**CHALLENGE**.
Every record below should be transcribed exactly. Omit the images.

**PROVIDED RECORDS**.
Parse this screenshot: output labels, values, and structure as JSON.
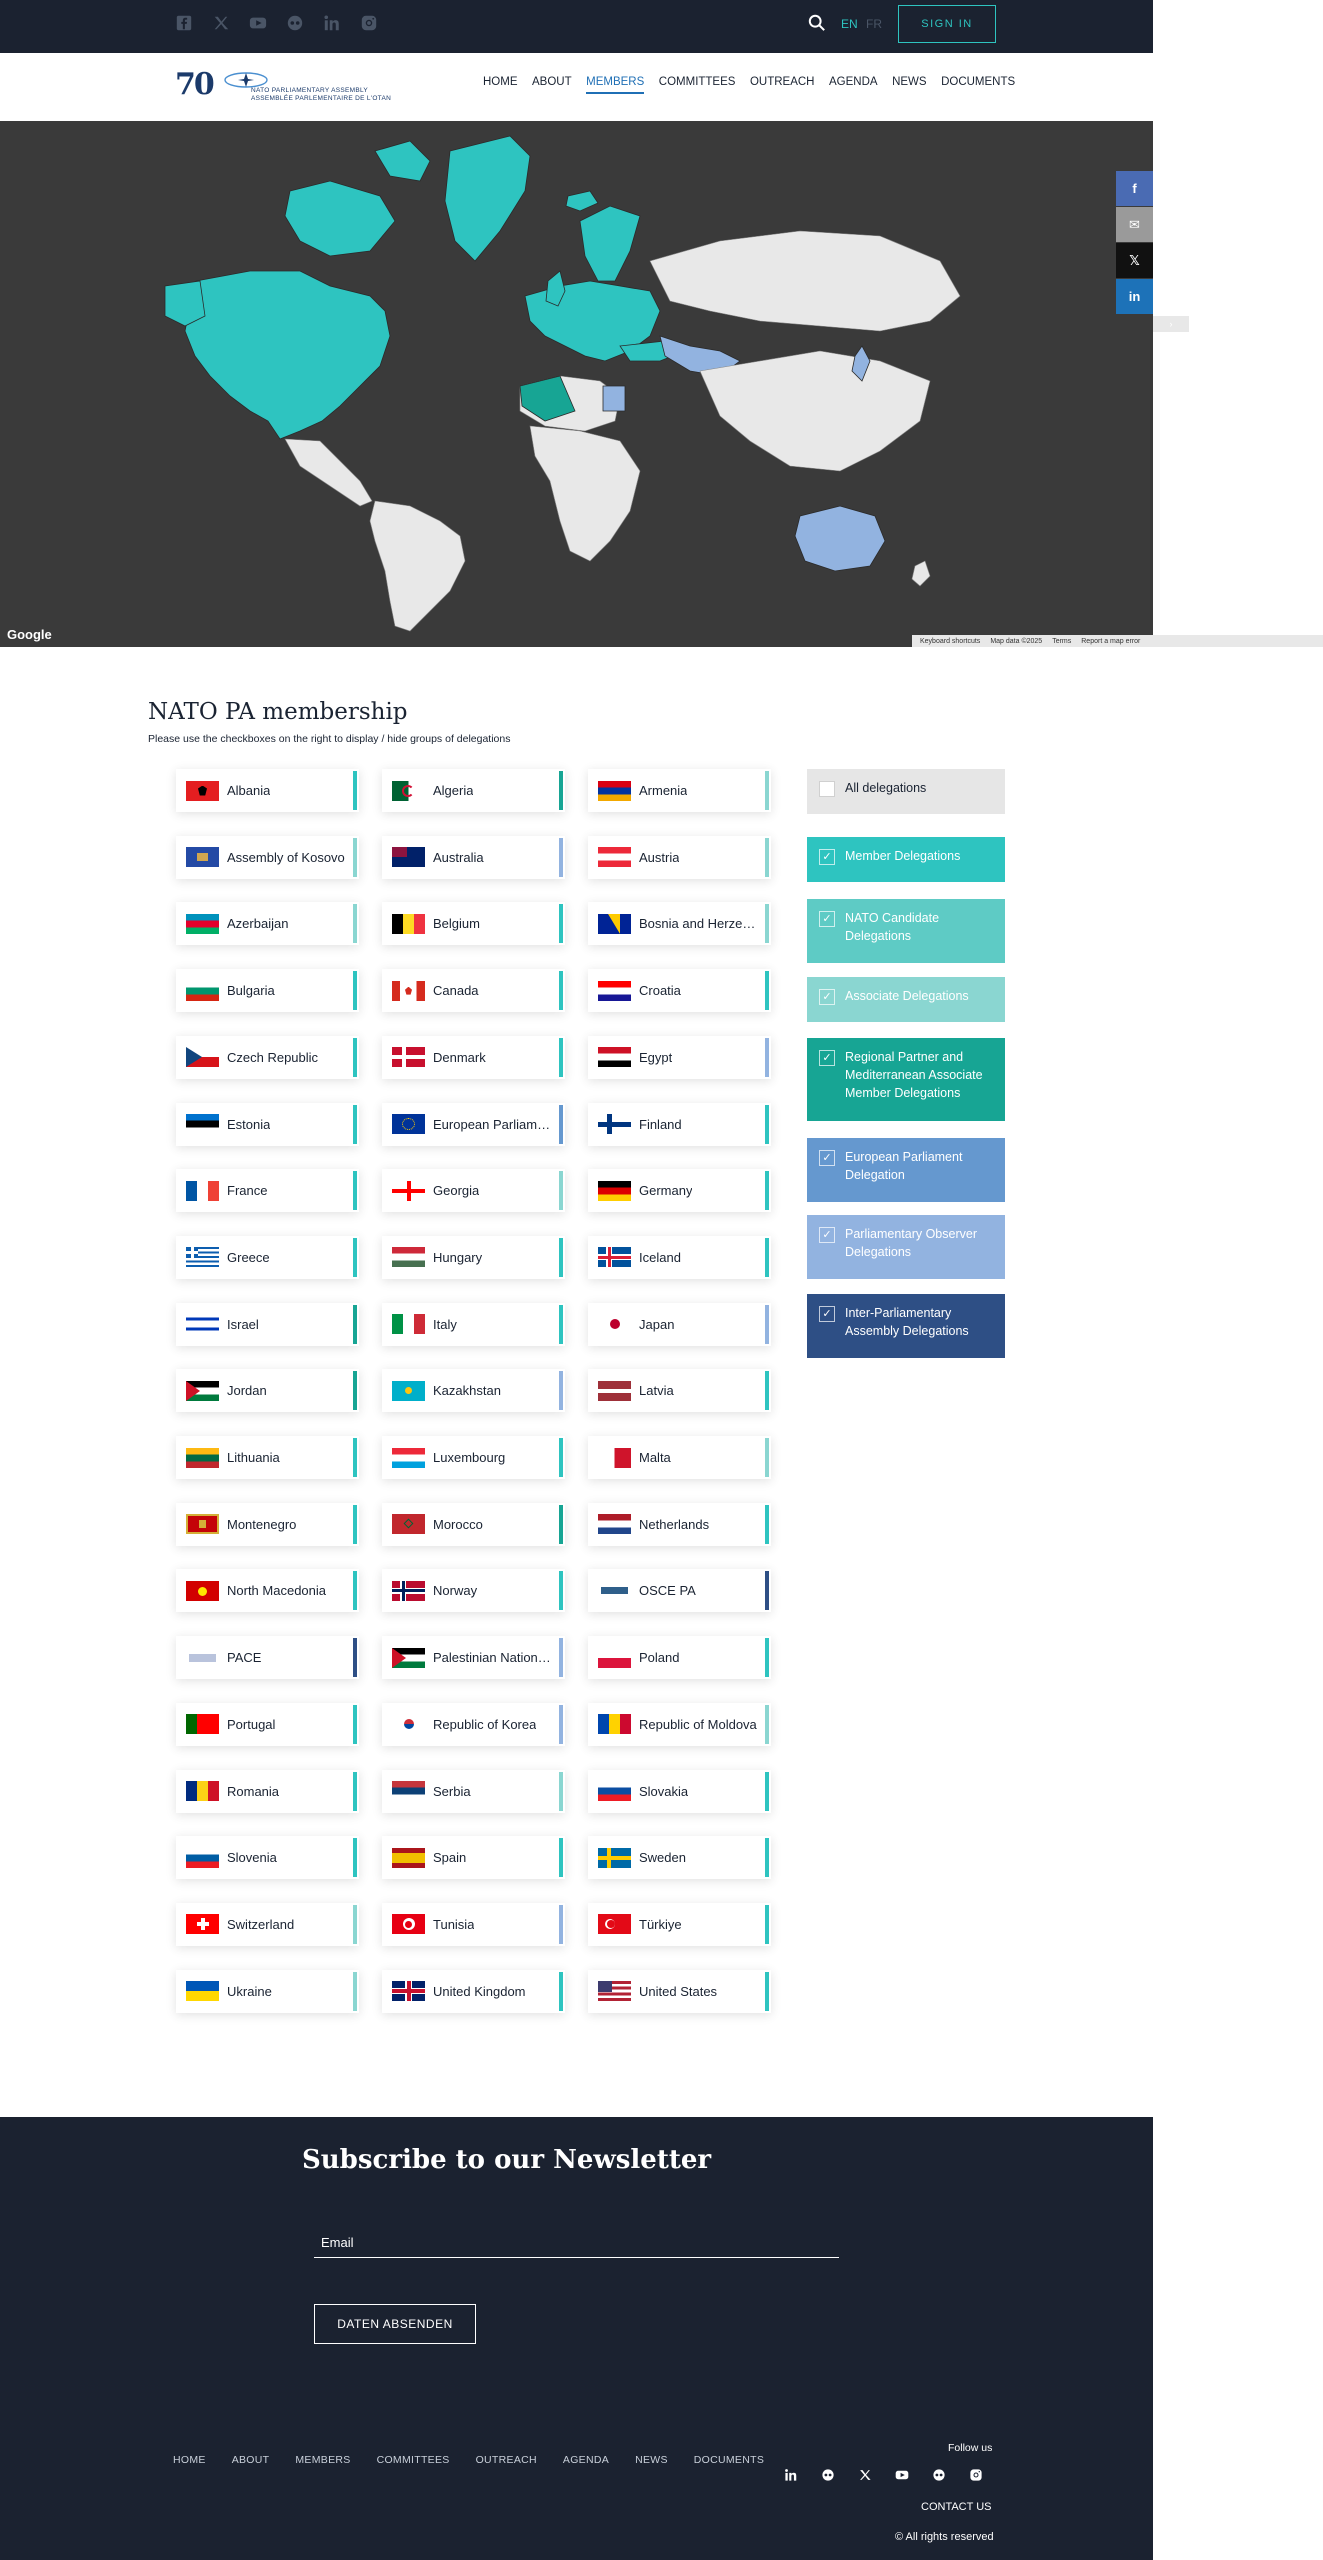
{
  "topbar": {
    "social": [
      "facebook-icon",
      "x-icon",
      "youtube-icon",
      "flickr-icon",
      "linkedin-icon",
      "instagram-icon"
    ],
    "lang_en": "EN",
    "lang_fr": "FR",
    "signin": "SIGN IN"
  },
  "logo": {
    "anniv": "70",
    "line1": "NATO PARLIAMENTARY ASSEMBLY",
    "line2": "ASSEMBLÉE PARLEMENTAIRE DE L'OTAN"
  },
  "nav": [
    "HOME",
    "ABOUT",
    "MEMBERS",
    "COMMITTEES",
    "OUTREACH",
    "AGENDA",
    "NEWS",
    "DOCUMENTS"
  ],
  "nav_active": "MEMBERS",
  "map": {
    "google": "Google",
    "footer": [
      "Keyboard shortcuts",
      "Map data ©2025",
      "Terms",
      "Report a map error"
    ]
  },
  "share": [
    "f",
    "✉",
    "𝕏",
    "in"
  ],
  "membership": {
    "title": "NATO PA membership",
    "subtitle": "Please use the checkboxes on the right to display / hide groups of delegations"
  },
  "colors": {
    "member": "#2ec4c0",
    "candidate": "#5ecbc5",
    "associate": "#8ad6d1",
    "regional": "#17a594",
    "ep": "#6598cf",
    "observer": "#92b3e0",
    "ipa": "#2e4f85",
    "all": "#e6e6e6"
  },
  "countries": [
    {
      "name": "Albania",
      "group": "member"
    },
    {
      "name": "Algeria",
      "group": "regional"
    },
    {
      "name": "Armenia",
      "group": "associate"
    },
    {
      "name": "Assembly of Kosovo",
      "group": "associate"
    },
    {
      "name": "Australia",
      "group": "observer"
    },
    {
      "name": "Austria",
      "group": "associate"
    },
    {
      "name": "Azerbaijan",
      "group": "associate"
    },
    {
      "name": "Belgium",
      "group": "member"
    },
    {
      "name": "Bosnia and Herzegovina",
      "group": "associate"
    },
    {
      "name": "Bulgaria",
      "group": "member"
    },
    {
      "name": "Canada",
      "group": "member"
    },
    {
      "name": "Croatia",
      "group": "member"
    },
    {
      "name": "Czech Republic",
      "group": "member"
    },
    {
      "name": "Denmark",
      "group": "member"
    },
    {
      "name": "Egypt",
      "group": "observer"
    },
    {
      "name": "Estonia",
      "group": "member"
    },
    {
      "name": "European Parliament",
      "group": "ep"
    },
    {
      "name": "Finland",
      "group": "member"
    },
    {
      "name": "France",
      "group": "member"
    },
    {
      "name": "Georgia",
      "group": "associate"
    },
    {
      "name": "Germany",
      "group": "member"
    },
    {
      "name": "Greece",
      "group": "member"
    },
    {
      "name": "Hungary",
      "group": "member"
    },
    {
      "name": "Iceland",
      "group": "member"
    },
    {
      "name": "Israel",
      "group": "regional"
    },
    {
      "name": "Italy",
      "group": "member"
    },
    {
      "name": "Japan",
      "group": "observer"
    },
    {
      "name": "Jordan",
      "group": "regional"
    },
    {
      "name": "Kazakhstan",
      "group": "observer"
    },
    {
      "name": "Latvia",
      "group": "member"
    },
    {
      "name": "Lithuania",
      "group": "member"
    },
    {
      "name": "Luxembourg",
      "group": "member"
    },
    {
      "name": "Malta",
      "group": "associate"
    },
    {
      "name": "Montenegro",
      "group": "member"
    },
    {
      "name": "Morocco",
      "group": "regional"
    },
    {
      "name": "Netherlands",
      "group": "member"
    },
    {
      "name": "North Macedonia",
      "group": "member"
    },
    {
      "name": "Norway",
      "group": "member"
    },
    {
      "name": "OSCE PA",
      "group": "ipa"
    },
    {
      "name": "PACE",
      "group": "ipa"
    },
    {
      "name": "Palestinian National Council",
      "group": "observer"
    },
    {
      "name": "Poland",
      "group": "member"
    },
    {
      "name": "Portugal",
      "group": "member"
    },
    {
      "name": "Republic of Korea",
      "group": "observer"
    },
    {
      "name": "Republic of Moldova",
      "group": "associate"
    },
    {
      "name": "Romania",
      "group": "member"
    },
    {
      "name": "Serbia",
      "group": "associate"
    },
    {
      "name": "Slovakia",
      "group": "member"
    },
    {
      "name": "Slovenia",
      "group": "member"
    },
    {
      "name": "Spain",
      "group": "member"
    },
    {
      "name": "Sweden",
      "group": "member"
    },
    {
      "name": "Switzerland",
      "group": "associate"
    },
    {
      "name": "Tunisia",
      "group": "observer"
    },
    {
      "name": "Türkiye",
      "group": "member"
    },
    {
      "name": "Ukraine",
      "group": "associate"
    },
    {
      "name": "United Kingdom",
      "group": "member"
    },
    {
      "name": "United States",
      "group": "member"
    }
  ],
  "filters": [
    {
      "key": "all",
      "label": "All delegations",
      "checked": false
    },
    {
      "key": "member",
      "label": "Member Delegations",
      "checked": true
    },
    {
      "key": "candidate",
      "label": "NATO Candidate Delegations",
      "checked": true
    },
    {
      "key": "associate",
      "label": "Associate Delegations",
      "checked": true
    },
    {
      "key": "regional",
      "label": "Regional Partner and Mediterranean Associate Member Delegations",
      "checked": true
    },
    {
      "key": "ep",
      "label": "European Parliament Delegation",
      "checked": true
    },
    {
      "key": "observer",
      "label": "Parliamentary Observer Delegations",
      "checked": true
    },
    {
      "key": "ipa",
      "label": "Inter-Parliamentary Assembly Delegations",
      "checked": true
    }
  ],
  "newsletter": {
    "title": "Subscribe to our Newsletter",
    "email_placeholder": "Email",
    "submit": "DATEN ABSENDEN"
  },
  "footer": {
    "nav": [
      "HOME",
      "ABOUT",
      "MEMBERS",
      "COMMITTEES",
      "OUTREACH",
      "AGENDA",
      "NEWS",
      "DOCUMENTS"
    ],
    "follow": "Follow us",
    "social": [
      "linkedin-icon",
      "flickr-icon",
      "x-icon",
      "youtube-icon",
      "flickr-dots-icon",
      "instagram-icon"
    ],
    "contact": "CONTACT US",
    "rights": "© All rights reserved"
  }
}
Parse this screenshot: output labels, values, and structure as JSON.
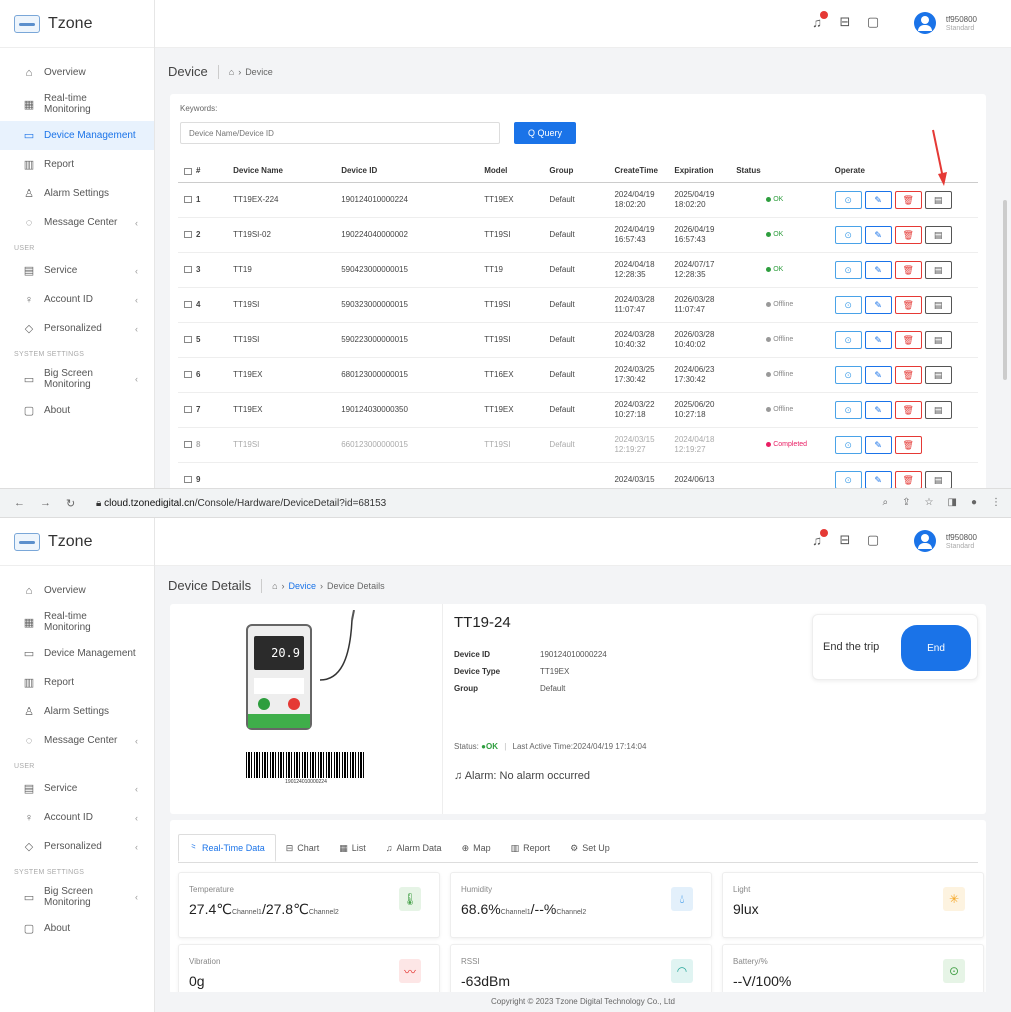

**RESULT OF THIS EXERCISE**.
Parse this screenshot: output labels, values, and structure as JSON.
{
  "topbar": {
    "social": [
      "facebook-icon",
      "x-icon",
      "youtube-icon",
      "flickr-icon",
      "linkedin-icon",
      "instagram-icon"
    ],
    "lang_en": "EN",
    "lang_fr": "FR",
    "signin": "SIGN IN"
  },
  "logo": {
    "anniv": "70",
    "line1": "NATO PARLIAMENTARY ASSEMBLY",
    "line2": "ASSEMBLÉE PARLEMENTAIRE DE L'OTAN"
  },
  "nav": [
    "HOME",
    "ABOUT",
    "MEMBERS",
    "COMMITTEES",
    "OUTREACH",
    "AGENDA",
    "NEWS",
    "DOCUMENTS"
  ],
  "nav_active": "MEMBERS",
  "map": {
    "google": "Google",
    "footer": [
      "Keyboard shortcuts",
      "Map data ©2025",
      "Terms",
      "Report a map error"
    ]
  },
  "share": [
    "f",
    "✉",
    "𝕏",
    "in"
  ],
  "membership": {
    "title": "NATO PA membership",
    "subtitle": "Please use the checkboxes on the right to display / hide groups of delegations"
  },
  "colors": {
    "member": "#2ec4c0",
    "candidate": "#5ecbc5",
    "associate": "#8ad6d1",
    "regional": "#17a594",
    "ep": "#6598cf",
    "observer": "#92b3e0",
    "ipa": "#2e4f85",
    "all": "#e6e6e6"
  },
  "countries": [
    {
      "name": "Albania",
      "group": "member"
    },
    {
      "name": "Algeria",
      "group": "regional"
    },
    {
      "name": "Armenia",
      "group": "associate"
    },
    {
      "name": "Assembly of Kosovo",
      "group": "associate"
    },
    {
      "name": "Australia",
      "group": "observer"
    },
    {
      "name": "Austria",
      "group": "associate"
    },
    {
      "name": "Azerbaijan",
      "group": "associate"
    },
    {
      "name": "Belgium",
      "group": "member"
    },
    {
      "name": "Bosnia and Herzegovina",
      "group": "associate"
    },
    {
      "name": "Bulgaria",
      "group": "member"
    },
    {
      "name": "Canada",
      "group": "member"
    },
    {
      "name": "Croatia",
      "group": "member"
    },
    {
      "name": "Czech Republic",
      "group": "member"
    },
    {
      "name": "Denmark",
      "group": "member"
    },
    {
      "name": "Egypt",
      "group": "observer"
    },
    {
      "name": "Estonia",
      "group": "member"
    },
    {
      "name": "European Parliament",
      "group": "ep"
    },
    {
      "name": "Finland",
      "group": "member"
    },
    {
      "name": "France",
      "group": "member"
    },
    {
      "name": "Georgia",
      "group": "associate"
    },
    {
      "name": "Germany",
      "group": "member"
    },
    {
      "name": "Greece",
      "group": "member"
    },
    {
      "name": "Hungary",
      "group": "member"
    },
    {
      "name": "Iceland",
      "group": "member"
    },
    {
      "name": "Israel",
      "group": "regional"
    },
    {
      "name": "Italy",
      "group": "member"
    },
    {
      "name": "Japan",
      "group": "observer"
    },
    {
      "name": "Jordan",
      "group": "regional"
    },
    {
      "name": "Kazakhstan",
      "group": "observer"
    },
    {
      "name": "Latvia",
      "group": "member"
    },
    {
      "name": "Lithuania",
      "group": "member"
    },
    {
      "name": "Luxembourg",
      "group": "member"
    },
    {
      "name": "Malta",
      "group": "associate"
    },
    {
      "name": "Montenegro",
      "group": "member"
    },
    {
      "name": "Morocco",
      "group": "regional"
    },
    {
      "name": "Netherlands",
      "group": "member"
    },
    {
      "name": "North Macedonia",
      "group": "member"
    },
    {
      "name": "Norway",
      "group": "member"
    },
    {
      "name": "OSCE PA",
      "group": "ipa"
    },
    {
      "name": "PACE",
      "group": "ipa"
    },
    {
      "name": "Palestinian National Council",
      "group": "observer"
    },
    {
      "name": "Poland",
      "group": "member"
    },
    {
      "name": "Portugal",
      "group": "member"
    },
    {
      "name": "Republic of Korea",
      "group": "observer"
    },
    {
      "name": "Republic of Moldova",
      "group": "associate"
    },
    {
      "name": "Romania",
      "group": "member"
    },
    {
      "name": "Serbia",
      "group": "associate"
    },
    {
      "name": "Slovakia",
      "group": "member"
    },
    {
      "name": "Slovenia",
      "group": "member"
    },
    {
      "name": "Spain",
      "group": "member"
    },
    {
      "name": "Sweden",
      "group": "member"
    },
    {
      "name": "Switzerland",
      "group": "associate"
    },
    {
      "name": "Tunisia",
      "group": "observer"
    },
    {
      "name": "Türkiye",
      "group": "member"
    },
    {
      "name": "Ukraine",
      "group": "associate"
    },
    {
      "name": "United Kingdom",
      "group": "member"
    },
    {
      "name": "United States",
      "group": "member"
    }
  ],
  "filters": [
    {
      "key": "all",
      "label": "All delegations",
      "checked": false
    },
    {
      "key": "member",
      "label": "Member Delegations",
      "checked": true
    },
    {
      "key": "candidate",
      "label": "NATO Candidate Delegations",
      "checked": true
    },
    {
      "key": "associate",
      "label": "Associate Delegations",
      "checked": true
    },
    {
      "key": "regional",
      "label": "Regional Partner and Mediterranean Associate Member Delegations",
      "checked": true
    },
    {
      "key": "ep",
      "label": "European Parliament Delegation",
      "checked": true
    },
    {
      "key": "observer",
      "label": "Parliamentary Observer Delegations",
      "checked": true
    },
    {
      "key": "ipa",
      "label": "Inter-Parliamentary Assembly Delegations",
      "checked": true
    }
  ],
  "newsletter": {
    "title": "Subscribe to our Newsletter",
    "email_placeholder": "Email",
    "submit": "DATEN ABSENDEN"
  },
  "footer": {
    "nav": [
      "HOME",
      "ABOUT",
      "MEMBERS",
      "COMMITTEES",
      "OUTREACH",
      "AGENDA",
      "NEWS",
      "DOCUMENTS"
    ],
    "follow": "Follow us",
    "social": [
      "linkedin-icon",
      "flickr-icon",
      "x-icon",
      "youtube-icon",
      "flickr-dots-icon",
      "instagram-icon"
    ],
    "contact": "CONTACT US",
    "rights": "© All rights reserved"
  }
}
Parse this screenshot: output labels, values, and structure as JSON.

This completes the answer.